What to work on:
Where does the string "Figure" appear in the records? Copy every line that contains it.

━━━

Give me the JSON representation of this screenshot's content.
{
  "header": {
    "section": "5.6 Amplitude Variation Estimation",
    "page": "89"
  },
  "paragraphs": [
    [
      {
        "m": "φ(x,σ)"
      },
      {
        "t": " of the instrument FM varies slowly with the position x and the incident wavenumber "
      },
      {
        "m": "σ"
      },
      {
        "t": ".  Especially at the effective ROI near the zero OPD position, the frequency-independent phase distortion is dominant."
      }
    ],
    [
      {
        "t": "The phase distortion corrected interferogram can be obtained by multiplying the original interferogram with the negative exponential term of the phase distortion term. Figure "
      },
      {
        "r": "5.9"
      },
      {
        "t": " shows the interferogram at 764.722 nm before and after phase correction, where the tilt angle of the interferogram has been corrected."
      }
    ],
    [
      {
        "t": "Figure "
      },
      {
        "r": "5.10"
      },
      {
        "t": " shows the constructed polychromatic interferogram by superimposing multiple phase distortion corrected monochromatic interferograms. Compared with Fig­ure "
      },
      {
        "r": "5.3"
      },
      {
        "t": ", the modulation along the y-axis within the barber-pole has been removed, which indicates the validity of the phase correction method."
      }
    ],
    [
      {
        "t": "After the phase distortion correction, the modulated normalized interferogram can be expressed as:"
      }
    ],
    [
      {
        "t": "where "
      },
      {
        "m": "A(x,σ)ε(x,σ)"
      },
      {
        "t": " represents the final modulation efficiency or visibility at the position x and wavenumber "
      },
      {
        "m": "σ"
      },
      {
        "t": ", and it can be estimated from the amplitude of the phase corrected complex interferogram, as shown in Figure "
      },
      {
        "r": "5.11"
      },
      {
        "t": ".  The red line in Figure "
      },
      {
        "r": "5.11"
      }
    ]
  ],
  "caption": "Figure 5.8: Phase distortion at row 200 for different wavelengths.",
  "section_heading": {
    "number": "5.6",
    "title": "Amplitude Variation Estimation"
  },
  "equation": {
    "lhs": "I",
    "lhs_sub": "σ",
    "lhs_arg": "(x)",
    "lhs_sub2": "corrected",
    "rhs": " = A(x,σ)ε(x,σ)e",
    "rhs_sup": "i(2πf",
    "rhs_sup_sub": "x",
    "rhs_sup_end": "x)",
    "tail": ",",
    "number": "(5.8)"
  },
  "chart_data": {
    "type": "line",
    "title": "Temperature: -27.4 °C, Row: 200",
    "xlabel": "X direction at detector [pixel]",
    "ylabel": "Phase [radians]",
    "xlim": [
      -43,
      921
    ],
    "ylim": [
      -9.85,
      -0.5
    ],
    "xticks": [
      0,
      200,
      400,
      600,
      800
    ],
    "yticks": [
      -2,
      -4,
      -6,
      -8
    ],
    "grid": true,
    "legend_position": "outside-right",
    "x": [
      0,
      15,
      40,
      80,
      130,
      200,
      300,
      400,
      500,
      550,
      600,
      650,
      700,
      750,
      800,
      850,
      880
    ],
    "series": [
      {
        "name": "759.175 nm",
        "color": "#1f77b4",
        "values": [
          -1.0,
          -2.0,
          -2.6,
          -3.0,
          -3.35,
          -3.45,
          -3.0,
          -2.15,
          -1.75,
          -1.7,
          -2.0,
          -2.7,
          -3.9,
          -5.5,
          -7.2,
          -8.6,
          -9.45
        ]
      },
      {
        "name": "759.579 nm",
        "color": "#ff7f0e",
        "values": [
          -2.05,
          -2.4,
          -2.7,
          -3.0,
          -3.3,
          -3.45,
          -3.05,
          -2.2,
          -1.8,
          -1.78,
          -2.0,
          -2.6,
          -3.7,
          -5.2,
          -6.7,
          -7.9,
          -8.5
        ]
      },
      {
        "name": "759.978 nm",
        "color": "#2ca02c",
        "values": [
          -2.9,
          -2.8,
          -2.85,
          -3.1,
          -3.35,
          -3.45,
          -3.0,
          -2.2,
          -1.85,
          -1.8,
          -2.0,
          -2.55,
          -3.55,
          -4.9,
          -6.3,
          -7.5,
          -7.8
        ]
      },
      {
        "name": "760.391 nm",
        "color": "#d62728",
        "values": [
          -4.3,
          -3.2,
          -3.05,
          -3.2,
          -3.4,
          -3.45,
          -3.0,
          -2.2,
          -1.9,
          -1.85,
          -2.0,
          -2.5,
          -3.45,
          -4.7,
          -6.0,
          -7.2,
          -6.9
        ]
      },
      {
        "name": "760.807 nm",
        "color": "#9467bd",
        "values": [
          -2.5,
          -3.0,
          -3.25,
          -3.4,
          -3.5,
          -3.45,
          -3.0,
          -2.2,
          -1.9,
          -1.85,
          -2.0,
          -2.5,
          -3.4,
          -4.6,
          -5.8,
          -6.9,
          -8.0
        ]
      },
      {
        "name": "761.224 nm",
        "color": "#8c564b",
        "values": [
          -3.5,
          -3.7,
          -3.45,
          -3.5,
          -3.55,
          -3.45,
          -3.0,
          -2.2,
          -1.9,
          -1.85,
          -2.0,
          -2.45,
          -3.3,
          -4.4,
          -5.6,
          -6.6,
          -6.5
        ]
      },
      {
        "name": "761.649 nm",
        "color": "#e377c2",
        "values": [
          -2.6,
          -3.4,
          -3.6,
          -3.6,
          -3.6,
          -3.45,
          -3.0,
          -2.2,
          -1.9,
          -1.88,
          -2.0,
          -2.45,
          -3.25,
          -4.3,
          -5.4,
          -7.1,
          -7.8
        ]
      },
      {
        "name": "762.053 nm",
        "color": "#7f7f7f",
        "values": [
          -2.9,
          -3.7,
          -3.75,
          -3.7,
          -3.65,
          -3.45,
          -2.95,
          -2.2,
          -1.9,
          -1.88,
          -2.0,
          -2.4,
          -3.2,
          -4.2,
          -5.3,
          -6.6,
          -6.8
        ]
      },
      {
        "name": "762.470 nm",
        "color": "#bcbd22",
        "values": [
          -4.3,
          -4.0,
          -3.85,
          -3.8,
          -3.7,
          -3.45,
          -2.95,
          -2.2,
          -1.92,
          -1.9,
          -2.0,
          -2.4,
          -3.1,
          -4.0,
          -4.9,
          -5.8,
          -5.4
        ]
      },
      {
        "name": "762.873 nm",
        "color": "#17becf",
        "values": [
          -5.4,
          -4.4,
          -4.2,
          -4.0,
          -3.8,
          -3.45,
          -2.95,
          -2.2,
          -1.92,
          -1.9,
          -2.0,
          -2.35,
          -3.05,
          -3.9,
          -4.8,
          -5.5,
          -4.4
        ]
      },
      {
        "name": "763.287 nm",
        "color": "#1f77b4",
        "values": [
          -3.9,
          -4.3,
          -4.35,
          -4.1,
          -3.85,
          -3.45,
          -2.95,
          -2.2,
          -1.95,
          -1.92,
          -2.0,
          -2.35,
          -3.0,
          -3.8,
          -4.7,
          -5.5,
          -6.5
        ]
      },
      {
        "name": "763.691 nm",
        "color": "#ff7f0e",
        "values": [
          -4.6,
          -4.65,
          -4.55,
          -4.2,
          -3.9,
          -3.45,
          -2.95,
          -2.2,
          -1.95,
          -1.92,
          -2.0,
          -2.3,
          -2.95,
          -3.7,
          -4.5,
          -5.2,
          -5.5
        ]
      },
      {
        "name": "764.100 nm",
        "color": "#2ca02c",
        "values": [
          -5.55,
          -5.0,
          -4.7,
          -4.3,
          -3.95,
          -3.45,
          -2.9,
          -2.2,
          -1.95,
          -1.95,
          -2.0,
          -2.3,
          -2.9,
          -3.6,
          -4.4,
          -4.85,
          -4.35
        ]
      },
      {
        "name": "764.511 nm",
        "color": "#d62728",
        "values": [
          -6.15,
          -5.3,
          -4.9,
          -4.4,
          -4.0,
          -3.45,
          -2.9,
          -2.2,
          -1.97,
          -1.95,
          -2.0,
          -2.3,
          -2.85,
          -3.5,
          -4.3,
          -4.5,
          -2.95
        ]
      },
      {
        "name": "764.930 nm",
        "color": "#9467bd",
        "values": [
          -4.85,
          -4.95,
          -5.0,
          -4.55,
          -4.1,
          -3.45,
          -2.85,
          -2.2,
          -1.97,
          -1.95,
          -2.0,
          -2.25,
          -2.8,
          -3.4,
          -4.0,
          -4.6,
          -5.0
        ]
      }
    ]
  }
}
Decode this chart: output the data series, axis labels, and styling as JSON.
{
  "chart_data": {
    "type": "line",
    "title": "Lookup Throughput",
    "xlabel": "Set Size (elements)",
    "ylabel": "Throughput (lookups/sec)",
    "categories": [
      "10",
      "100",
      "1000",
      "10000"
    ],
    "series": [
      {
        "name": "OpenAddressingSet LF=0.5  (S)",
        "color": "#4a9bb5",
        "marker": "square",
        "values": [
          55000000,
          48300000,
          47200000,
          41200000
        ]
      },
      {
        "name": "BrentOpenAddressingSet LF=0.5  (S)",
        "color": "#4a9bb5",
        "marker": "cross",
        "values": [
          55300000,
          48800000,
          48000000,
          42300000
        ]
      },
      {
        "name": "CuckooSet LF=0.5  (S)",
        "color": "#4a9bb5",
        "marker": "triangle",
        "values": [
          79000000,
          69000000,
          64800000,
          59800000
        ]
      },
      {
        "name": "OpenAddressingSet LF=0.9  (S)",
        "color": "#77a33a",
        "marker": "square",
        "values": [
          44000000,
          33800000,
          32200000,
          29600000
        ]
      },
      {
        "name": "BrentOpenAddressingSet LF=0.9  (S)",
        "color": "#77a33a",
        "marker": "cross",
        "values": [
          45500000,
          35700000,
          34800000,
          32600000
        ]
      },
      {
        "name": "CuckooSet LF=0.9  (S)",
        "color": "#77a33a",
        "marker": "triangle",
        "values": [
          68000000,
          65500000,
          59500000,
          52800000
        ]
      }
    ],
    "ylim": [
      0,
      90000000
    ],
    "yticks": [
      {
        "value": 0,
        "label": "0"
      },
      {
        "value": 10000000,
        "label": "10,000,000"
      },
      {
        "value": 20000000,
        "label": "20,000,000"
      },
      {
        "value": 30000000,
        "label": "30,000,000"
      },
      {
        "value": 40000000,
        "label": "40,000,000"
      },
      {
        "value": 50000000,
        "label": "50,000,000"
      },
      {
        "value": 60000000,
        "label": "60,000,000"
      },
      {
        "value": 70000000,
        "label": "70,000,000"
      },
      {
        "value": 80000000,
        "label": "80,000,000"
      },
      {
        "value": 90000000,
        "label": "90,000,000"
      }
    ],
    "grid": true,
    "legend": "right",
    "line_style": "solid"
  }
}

━━━

Final result:
        "t": "The phase distortion corrected interferogram can be obtained by multiplying the original interferogram with the negative exponential term of the phase distortion term. Figure "
        "t": "Figure "
        "t": ", and it can be estimated from the amplitude of the phase corrected complex interferogram, as shown in Figure "
        "t": ".  The red line in Figure "
  "caption": "Figure 5.8: Phase distortion at row 200 for different wavelengths.",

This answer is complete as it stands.